-- Provided material start --

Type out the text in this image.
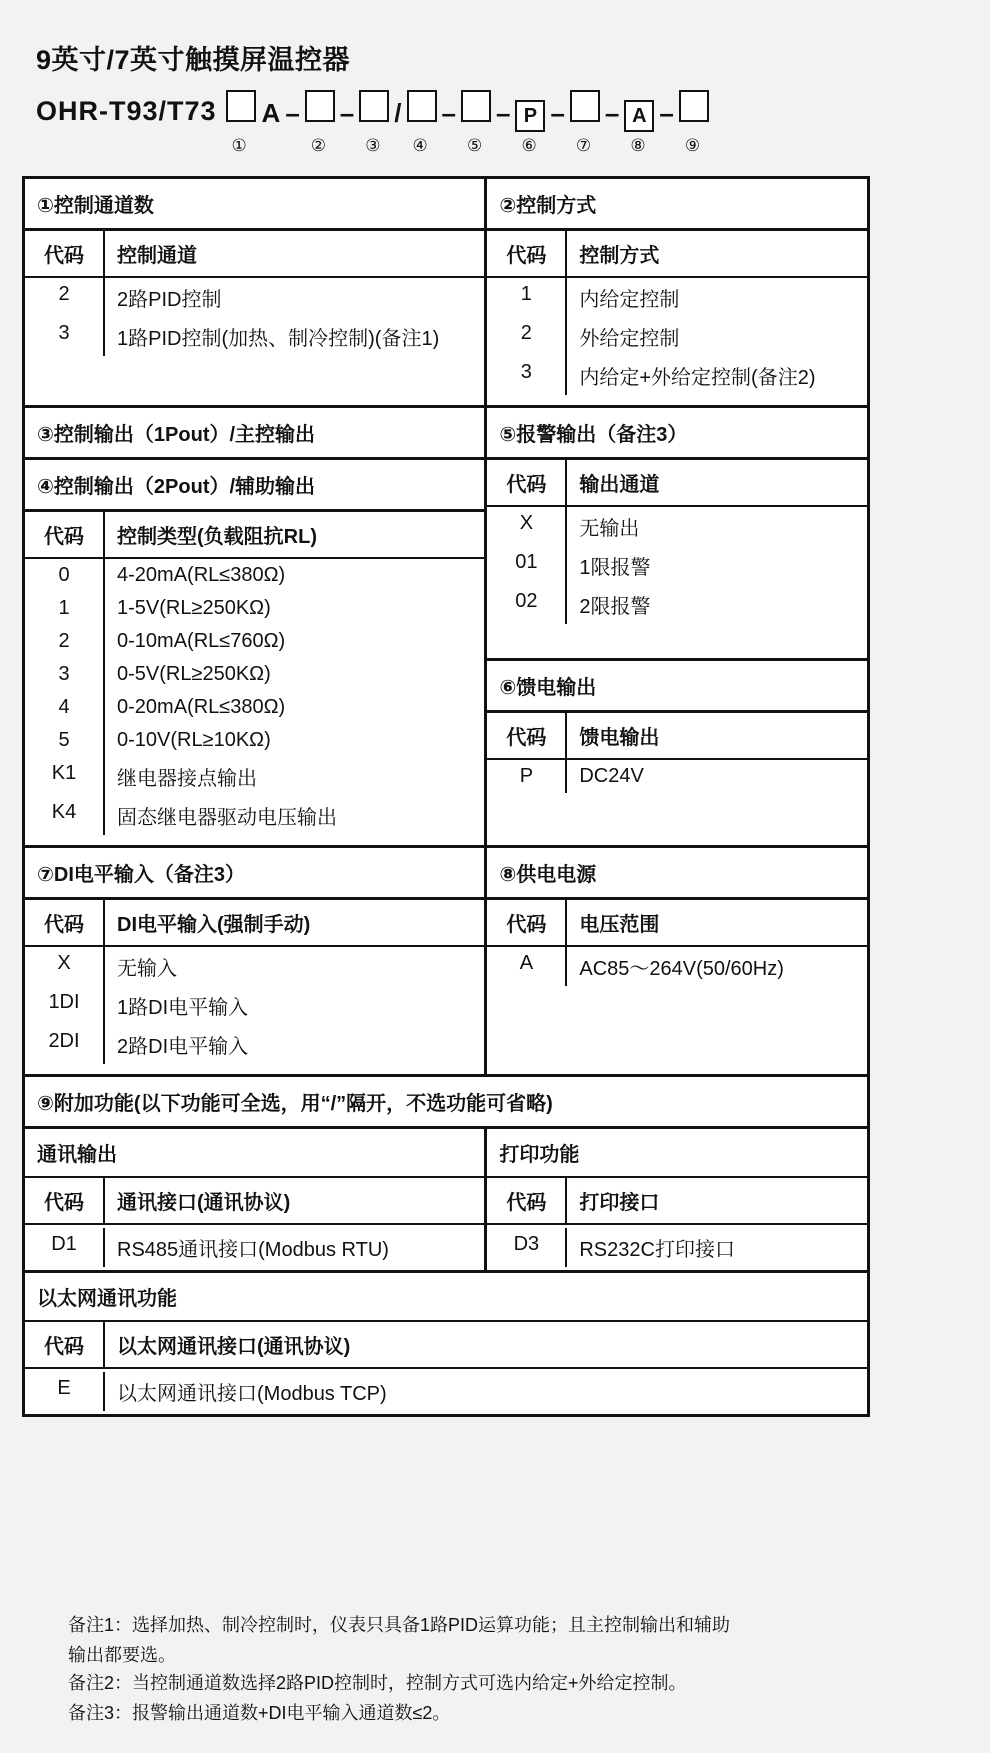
9英寸/7英寸触摸屏温控器
OHR-T93/T73	A – – / – – P – – A –
①	② ③ ④ ⑤ ⑥ ⑦ ⑧ ⑨
①控制通道数
代码	控制通道
2	2路PID控制
3	1路PID控制(加热、制冷控制)(备注1)
②控制方式
代码	控制方式
1	内给定控制
2	外给定控制
3	内给定+外给定控制(备注2)
③控制输出（1Pout）/主控输出
④控制输出（2Pout）/辅助输出
代码	控制类型(负载阻抗RL)
0	4-20mA(RL≤380Ω)
1	1-5V(RL≥250KΩ)
2	0-10mA(RL≤760Ω)
3	0-5V(RL≥250KΩ)
4	0-20mA(RL≤380Ω)
5	0-10V(RL≥10KΩ)
K1	继电器接点输出
K4	固态继电器驱动电压输出
⑤报警输出（备注3）
代码	输出通道
X	无输出
01	1限报警
02	2限报警
⑥馈电输出
代码	馈电输出
P	DC24V
⑦DI电平输入（备注3）
代码	DI电平输入(强制手动)
X	无输入
1DI	1路DI电平输入
2DI	2路DI电平输入
⑧供电电源
代码	电压范围
A	AC85～264V(50/60Hz)
⑨附加功能(以下功能可全选，用“/”隔开，不选功能可省略)
通讯输出
代码	通讯接口(通讯协议)
D1	RS485通讯接口(Modbus RTU)
打印功能
代码	打印接口
D3	RS232C打印接口
以太网通讯功能
代码	以太网通讯接口(通讯协议)
E	以太网通讯接口(Modbus TCP)
备注1： 选择加热、制冷控制时，仪表只具备1路PID运算功能；且主控制输出和辅助
输出都要选。
备注2： 当控制通道数选择2路PID控制时，控制方式可选内给定+外给定控制。
备注3： 报警输出通道数+DI电平输入通道数≤2。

-- Provided material end --

■ Directions for this task ■
Omit the pictures, then output the rest of the listing exactly.

■ The output ■
Type out the text in this image.
9英寸/7英寸触摸屏温控器
OHR-T93/T73	A – – / – – P – – A –
①	② ③ ④ ⑤ ⑥ ⑦ ⑧ ⑨
①控制通道数
代码	控制通道
2	2路PID控制
3	1路PID控制(加热、制冷控制)(备注1)
②控制方式
代码	控制方式
1	内给定控制
2	外给定控制
3	内给定+外给定控制(备注2)
③控制输出（1Pout）/主控输出
④控制输出（2Pout）/辅助输出
代码	控制类型(负载阻抗RL)
0	4-20mA(RL≤380Ω)
1	1-5V(RL≥250KΩ)
2	0-10mA(RL≤760Ω)
3	0-5V(RL≥250KΩ)
4	0-20mA(RL≤380Ω)
5	0-10V(RL≥10KΩ)
K1	继电器接点输出
K4	固态继电器驱动电压输出
⑤报警输出（备注3）
代码	输出通道
X	无输出
01	1限报警
02	2限报警
⑥馈电输出
代码	馈电输出
P	DC24V
⑦DI电平输入（备注3）
代码	DI电平输入(强制手动)
X	无输入
1DI	1路DI电平输入
2DI	2路DI电平输入
⑧供电电源
代码	电压范围
A	AC85～264V(50/60Hz)
⑨附加功能(以下功能可全选，用“/”隔开，不选功能可省略)
通讯输出
代码	通讯接口(通讯协议)
D1	RS485通讯接口(Modbus RTU)
打印功能
代码	打印接口
D3	RS232C打印接口
以太网通讯功能
代码	以太网通讯接口(通讯协议)
E	以太网通讯接口(Modbus TCP)
备注1： 选择加热、制冷控制时，仪表只具备1路PID运算功能；且主控制输出和辅助
输出都要选。
备注2： 当控制通道数选择2路PID控制时，控制方式可选内给定+外给定控制。
备注3： 报警输出通道数+DI电平输入通道数≤2。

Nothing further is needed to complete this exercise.